== Data entries ==
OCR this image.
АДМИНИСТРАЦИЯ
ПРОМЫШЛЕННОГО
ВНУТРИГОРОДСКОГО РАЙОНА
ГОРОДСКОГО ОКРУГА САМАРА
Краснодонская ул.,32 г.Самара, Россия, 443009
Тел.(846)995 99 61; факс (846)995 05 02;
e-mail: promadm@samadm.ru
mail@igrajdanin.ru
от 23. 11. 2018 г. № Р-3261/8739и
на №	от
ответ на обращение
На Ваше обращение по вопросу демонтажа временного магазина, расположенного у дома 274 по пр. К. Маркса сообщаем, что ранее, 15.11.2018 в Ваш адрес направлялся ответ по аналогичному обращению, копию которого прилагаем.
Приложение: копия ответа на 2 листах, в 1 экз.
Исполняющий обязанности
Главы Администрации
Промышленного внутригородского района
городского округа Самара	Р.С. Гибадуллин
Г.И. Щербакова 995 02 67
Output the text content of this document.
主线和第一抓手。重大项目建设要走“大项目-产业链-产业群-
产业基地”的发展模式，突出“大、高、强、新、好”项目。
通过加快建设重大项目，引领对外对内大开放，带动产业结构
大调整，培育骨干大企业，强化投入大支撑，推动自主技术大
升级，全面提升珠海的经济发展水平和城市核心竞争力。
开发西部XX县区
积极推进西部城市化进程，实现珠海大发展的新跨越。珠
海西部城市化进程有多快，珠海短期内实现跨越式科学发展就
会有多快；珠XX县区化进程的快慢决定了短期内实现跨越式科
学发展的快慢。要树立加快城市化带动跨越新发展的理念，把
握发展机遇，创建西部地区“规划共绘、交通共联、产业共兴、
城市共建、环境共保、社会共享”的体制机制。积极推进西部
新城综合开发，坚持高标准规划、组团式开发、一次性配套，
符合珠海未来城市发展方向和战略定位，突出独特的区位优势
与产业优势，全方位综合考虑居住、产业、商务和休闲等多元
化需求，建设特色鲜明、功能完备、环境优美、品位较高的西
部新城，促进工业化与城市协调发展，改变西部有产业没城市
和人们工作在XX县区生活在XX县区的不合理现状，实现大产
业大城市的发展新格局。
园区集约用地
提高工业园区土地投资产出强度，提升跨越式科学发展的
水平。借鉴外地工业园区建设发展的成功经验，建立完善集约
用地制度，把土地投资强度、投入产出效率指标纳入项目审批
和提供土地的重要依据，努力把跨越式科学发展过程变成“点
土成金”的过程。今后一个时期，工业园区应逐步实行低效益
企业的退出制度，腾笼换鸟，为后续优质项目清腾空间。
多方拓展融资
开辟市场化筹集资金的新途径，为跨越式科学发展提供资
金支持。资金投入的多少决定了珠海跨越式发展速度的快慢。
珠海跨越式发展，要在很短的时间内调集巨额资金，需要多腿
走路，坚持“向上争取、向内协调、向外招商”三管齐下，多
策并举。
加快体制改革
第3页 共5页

== WORK TO COMPLETE ==
Scan the material above. Return every line containing the string "mail".

== TASK ANSWER ==
e-mail: promadm@samadm.ru
mail@igrajdanin.ru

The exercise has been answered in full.